PROBLEM STATEMENT: Scan the data below for the string "screenshot". Show every line where it turns up.

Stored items
## START
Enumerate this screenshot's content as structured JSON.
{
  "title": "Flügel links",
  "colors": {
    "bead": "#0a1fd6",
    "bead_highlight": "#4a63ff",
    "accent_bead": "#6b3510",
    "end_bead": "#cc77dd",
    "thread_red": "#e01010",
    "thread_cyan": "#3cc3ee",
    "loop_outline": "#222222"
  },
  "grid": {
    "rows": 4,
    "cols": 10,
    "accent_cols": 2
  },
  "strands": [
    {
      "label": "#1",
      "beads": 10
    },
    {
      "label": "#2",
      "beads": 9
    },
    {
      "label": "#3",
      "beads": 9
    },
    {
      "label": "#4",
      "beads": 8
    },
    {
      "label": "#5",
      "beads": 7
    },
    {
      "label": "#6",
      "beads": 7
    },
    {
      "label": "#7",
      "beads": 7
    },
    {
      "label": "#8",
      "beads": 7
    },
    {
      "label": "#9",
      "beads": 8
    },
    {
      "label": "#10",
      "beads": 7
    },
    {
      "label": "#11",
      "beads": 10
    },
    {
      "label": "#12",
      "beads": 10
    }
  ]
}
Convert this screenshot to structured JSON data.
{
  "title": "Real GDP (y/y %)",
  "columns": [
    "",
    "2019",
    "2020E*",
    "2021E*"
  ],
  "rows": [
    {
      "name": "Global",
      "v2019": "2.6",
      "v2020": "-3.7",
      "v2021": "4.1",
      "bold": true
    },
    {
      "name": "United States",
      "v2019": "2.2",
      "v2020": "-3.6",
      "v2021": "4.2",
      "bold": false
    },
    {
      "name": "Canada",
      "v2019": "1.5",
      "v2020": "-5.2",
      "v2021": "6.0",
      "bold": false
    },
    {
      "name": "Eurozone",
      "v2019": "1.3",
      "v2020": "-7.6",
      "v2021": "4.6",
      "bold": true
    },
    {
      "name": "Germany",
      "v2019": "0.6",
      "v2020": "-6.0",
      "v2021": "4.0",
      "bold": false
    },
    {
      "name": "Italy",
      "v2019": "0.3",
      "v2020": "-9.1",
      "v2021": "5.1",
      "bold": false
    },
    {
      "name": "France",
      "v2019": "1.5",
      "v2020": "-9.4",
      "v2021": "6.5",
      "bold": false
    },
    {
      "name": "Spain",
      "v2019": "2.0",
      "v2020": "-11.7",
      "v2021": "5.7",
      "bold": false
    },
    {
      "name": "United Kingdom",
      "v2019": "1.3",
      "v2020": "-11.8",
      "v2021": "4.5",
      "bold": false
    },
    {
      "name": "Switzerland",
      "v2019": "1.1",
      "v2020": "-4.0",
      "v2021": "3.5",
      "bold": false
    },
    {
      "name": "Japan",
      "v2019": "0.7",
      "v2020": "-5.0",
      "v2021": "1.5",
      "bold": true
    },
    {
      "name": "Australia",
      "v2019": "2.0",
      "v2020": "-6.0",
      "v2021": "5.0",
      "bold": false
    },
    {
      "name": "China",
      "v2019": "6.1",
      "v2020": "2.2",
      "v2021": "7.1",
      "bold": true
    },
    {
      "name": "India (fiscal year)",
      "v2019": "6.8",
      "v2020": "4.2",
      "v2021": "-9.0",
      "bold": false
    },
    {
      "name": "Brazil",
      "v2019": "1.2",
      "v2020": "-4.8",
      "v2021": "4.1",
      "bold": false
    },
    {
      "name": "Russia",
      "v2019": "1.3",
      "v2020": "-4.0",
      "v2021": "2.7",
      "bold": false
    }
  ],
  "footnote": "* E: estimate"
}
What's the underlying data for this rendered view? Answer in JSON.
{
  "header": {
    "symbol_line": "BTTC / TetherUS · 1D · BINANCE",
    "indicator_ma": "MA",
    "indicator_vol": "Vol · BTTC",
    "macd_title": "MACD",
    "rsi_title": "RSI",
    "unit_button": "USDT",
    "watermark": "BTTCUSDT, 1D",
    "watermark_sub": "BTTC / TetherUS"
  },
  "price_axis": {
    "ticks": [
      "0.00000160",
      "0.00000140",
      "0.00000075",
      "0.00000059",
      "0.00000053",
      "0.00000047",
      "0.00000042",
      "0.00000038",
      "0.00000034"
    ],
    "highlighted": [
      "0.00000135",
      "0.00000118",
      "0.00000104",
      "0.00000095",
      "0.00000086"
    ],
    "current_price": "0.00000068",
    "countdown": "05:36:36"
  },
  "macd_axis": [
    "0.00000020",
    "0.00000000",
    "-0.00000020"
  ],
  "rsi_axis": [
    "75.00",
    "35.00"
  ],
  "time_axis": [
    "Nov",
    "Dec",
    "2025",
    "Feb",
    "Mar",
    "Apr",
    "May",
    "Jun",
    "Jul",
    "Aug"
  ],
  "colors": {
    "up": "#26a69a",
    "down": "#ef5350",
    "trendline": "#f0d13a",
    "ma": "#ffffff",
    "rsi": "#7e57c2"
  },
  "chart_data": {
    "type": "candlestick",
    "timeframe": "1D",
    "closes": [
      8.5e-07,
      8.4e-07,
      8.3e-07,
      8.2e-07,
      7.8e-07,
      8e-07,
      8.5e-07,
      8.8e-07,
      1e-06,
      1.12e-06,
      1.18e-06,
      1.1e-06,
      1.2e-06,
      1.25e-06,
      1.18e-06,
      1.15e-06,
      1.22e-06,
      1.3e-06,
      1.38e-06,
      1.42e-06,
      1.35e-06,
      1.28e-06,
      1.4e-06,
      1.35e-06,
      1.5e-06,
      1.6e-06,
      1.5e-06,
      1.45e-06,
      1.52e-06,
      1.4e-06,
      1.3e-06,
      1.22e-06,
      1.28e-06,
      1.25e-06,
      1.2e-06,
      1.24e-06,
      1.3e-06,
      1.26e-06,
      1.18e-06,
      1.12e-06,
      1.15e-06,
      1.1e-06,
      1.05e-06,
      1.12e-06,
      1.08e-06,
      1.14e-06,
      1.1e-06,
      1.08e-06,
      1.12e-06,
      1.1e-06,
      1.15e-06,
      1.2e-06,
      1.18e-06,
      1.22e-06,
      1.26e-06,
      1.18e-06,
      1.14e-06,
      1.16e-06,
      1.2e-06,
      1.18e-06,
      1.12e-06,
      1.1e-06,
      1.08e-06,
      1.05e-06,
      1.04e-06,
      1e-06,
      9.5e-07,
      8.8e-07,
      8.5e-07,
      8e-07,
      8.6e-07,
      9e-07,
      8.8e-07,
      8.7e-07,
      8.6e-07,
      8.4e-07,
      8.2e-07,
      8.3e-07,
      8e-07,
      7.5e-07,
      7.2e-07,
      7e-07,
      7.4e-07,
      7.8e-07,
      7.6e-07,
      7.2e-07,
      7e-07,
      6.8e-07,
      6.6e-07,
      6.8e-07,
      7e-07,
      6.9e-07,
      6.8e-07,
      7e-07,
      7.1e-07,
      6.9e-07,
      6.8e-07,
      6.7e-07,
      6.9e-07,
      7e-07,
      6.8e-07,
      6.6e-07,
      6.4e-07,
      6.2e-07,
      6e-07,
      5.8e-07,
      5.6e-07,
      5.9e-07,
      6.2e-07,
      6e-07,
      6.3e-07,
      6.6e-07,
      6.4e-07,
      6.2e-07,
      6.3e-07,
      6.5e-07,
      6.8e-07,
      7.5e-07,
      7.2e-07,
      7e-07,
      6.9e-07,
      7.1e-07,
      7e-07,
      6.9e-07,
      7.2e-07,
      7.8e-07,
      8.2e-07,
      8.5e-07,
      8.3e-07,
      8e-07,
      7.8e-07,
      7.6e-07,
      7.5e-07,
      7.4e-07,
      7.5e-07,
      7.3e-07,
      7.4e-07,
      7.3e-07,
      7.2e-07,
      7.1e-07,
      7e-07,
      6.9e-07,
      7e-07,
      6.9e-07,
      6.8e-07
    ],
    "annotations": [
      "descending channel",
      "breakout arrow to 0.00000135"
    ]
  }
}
## END
TASK SOLUTION:
Enumerate this screenshot's content as structured JSON.
Convert this screenshot to structured JSON data.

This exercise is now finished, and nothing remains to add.